== DATASET RECORDS

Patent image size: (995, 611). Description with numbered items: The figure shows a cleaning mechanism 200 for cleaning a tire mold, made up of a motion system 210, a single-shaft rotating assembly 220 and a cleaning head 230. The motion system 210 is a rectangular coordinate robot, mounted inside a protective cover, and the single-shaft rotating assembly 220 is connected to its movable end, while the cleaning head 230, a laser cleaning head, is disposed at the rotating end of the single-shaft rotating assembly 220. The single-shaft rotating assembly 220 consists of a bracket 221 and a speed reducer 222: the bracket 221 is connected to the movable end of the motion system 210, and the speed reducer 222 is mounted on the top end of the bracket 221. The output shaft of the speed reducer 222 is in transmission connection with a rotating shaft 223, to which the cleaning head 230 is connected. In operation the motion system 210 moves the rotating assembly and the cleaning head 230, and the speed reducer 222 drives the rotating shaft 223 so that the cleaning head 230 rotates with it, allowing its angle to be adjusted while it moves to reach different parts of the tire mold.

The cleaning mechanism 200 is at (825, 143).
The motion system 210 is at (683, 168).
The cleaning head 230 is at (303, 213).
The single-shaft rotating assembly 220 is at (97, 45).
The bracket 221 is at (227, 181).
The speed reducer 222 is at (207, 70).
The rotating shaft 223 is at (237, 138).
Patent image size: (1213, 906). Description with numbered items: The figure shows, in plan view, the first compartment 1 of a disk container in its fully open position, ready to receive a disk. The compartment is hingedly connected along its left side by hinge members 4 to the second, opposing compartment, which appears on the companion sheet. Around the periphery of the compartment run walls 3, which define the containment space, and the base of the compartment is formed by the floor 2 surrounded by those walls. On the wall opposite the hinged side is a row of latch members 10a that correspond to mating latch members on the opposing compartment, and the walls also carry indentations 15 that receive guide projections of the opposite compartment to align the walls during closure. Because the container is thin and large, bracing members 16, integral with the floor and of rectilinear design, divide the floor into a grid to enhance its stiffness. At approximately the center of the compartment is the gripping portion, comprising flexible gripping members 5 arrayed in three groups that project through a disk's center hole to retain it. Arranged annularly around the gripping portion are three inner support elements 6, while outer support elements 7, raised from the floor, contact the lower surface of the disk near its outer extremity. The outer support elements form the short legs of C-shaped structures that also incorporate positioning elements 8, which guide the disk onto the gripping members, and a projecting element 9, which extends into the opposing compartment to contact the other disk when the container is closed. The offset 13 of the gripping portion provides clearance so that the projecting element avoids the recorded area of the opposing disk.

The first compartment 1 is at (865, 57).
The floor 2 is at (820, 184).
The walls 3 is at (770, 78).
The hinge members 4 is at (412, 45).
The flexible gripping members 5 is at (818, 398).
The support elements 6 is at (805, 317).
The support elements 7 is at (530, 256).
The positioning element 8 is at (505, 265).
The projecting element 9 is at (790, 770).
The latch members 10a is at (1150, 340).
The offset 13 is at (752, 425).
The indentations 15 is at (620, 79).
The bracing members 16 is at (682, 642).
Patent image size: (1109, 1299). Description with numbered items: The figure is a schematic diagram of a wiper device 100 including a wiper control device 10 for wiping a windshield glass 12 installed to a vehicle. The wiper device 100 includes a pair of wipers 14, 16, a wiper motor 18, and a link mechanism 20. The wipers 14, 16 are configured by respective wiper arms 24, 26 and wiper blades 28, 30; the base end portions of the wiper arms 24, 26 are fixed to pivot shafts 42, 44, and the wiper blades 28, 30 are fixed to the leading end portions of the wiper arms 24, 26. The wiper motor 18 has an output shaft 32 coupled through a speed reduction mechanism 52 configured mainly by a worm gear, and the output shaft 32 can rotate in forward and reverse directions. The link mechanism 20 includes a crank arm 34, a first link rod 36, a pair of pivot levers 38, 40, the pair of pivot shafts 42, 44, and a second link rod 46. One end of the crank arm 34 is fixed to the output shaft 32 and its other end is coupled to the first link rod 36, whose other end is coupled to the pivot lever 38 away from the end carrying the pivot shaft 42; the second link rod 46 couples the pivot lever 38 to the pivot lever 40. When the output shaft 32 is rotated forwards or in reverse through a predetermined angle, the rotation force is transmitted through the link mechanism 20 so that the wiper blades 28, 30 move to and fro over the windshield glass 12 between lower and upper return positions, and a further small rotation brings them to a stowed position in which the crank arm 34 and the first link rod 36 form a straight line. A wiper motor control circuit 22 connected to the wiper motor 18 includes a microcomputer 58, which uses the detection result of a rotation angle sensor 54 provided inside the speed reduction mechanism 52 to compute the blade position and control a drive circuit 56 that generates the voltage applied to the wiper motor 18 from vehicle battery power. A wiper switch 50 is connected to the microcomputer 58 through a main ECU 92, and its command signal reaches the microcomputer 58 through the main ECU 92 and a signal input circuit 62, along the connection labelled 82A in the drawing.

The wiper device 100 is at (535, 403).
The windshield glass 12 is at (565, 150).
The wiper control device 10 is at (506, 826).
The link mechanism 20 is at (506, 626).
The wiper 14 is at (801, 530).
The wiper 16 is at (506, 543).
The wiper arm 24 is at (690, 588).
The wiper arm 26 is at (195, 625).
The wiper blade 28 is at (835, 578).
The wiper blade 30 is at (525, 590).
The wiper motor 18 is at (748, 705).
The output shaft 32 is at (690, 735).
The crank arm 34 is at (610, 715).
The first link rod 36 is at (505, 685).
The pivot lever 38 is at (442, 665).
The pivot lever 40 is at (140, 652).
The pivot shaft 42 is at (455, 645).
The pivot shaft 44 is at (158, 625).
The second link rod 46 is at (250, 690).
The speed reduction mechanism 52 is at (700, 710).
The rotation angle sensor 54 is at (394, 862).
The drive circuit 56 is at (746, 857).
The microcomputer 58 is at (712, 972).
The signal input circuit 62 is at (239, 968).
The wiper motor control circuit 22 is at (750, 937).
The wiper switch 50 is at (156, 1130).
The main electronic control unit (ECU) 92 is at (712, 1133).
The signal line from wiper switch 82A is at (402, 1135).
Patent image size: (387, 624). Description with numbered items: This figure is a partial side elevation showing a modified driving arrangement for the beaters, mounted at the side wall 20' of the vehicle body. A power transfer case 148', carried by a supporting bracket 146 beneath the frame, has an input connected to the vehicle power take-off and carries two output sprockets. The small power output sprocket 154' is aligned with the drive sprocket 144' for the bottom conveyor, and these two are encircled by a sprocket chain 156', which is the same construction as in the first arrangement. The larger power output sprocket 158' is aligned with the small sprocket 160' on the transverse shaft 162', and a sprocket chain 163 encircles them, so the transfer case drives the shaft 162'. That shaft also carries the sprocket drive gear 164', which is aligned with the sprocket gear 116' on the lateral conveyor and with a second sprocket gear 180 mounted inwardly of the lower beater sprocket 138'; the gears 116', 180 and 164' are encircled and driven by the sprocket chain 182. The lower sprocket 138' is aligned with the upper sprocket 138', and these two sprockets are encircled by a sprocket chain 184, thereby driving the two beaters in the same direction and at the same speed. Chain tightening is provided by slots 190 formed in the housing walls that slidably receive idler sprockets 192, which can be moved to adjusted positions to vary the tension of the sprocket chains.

====

• **WHAT YOU WILL DO**:
Pull out every line of the entries above that contains the string "cleaning". Matching is case-sensitive.

• **RESPONSE BELOW**:
Patent image size: (995, 611). Description with numbered items: The figure shows a cleaning mechanism 200 for cleaning a tire mold, made up of a motion system 210, a single-shaft rotating assembly 220 and a cleaning head 230. The motion system 210 is a rectangular coordinate robot, mounted inside a protective cover, and the single-shaft rotating assembly 220 is connected to its movable end, while the cleaning head 230, a laser cleaning head, is disposed at the rotating end of the single-shaft rotating assembly 220. The single-shaft rotating assembly 220 consists of a bracket 221 and a speed reducer 222: the bracket 221 is connected to the movable end of the motion system 210, and the speed reducer 222 is mounted on the top end of the bracket 221. The output shaft of the speed reducer 222 is in transmission connection with a rotating shaft 223, to which the cleaning head 230 is connected. In operation the motion system 210 moves the rotating assembly and the cleaning head 230, and the speed reducer 222 drives the rotating shaft 223 so that the cleaning head 230 rotates with it, allowing its angle to be adjusted while it moves to reach different parts of the tire mold.
The cleaning mechanism 200 is at (825, 143).
The cleaning head 230 is at (303, 213).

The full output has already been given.